::: Dataset entries :::

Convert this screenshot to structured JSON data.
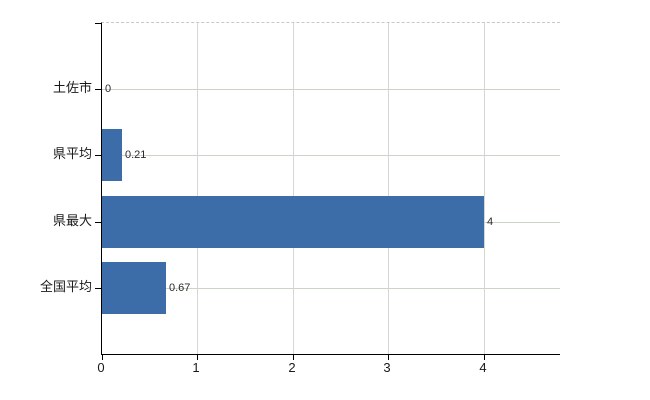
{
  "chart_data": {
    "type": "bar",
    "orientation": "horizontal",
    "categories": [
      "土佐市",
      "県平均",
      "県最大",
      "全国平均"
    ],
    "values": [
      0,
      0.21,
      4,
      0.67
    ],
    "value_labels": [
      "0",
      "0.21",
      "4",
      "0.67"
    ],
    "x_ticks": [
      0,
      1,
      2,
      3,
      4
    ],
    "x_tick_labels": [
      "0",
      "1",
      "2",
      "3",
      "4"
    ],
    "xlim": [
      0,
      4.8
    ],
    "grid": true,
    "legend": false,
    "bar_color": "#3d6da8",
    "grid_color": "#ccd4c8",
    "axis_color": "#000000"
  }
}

:::

Without the pictures, restate all the entries above exactly.

◆ Correct response ◆
Convert this screenshot to structured JSON data.
{
  "chart_data": {
    "type": "bar",
    "orientation": "horizontal",
    "categories": [
      "土佐市",
      "県平均",
      "県最大",
      "全国平均"
    ],
    "values": [
      0,
      0.21,
      4,
      0.67
    ],
    "value_labels": [
      "0",
      "0.21",
      "4",
      "0.67"
    ],
    "x_ticks": [
      0,
      1,
      2,
      3,
      4
    ],
    "x_tick_labels": [
      "0",
      "1",
      "2",
      "3",
      "4"
    ],
    "xlim": [
      0,
      4.8
    ],
    "grid": true,
    "legend": false,
    "bar_color": "#3d6da8",
    "grid_color": "#ccd4c8",
    "axis_color": "#000000"
  }
}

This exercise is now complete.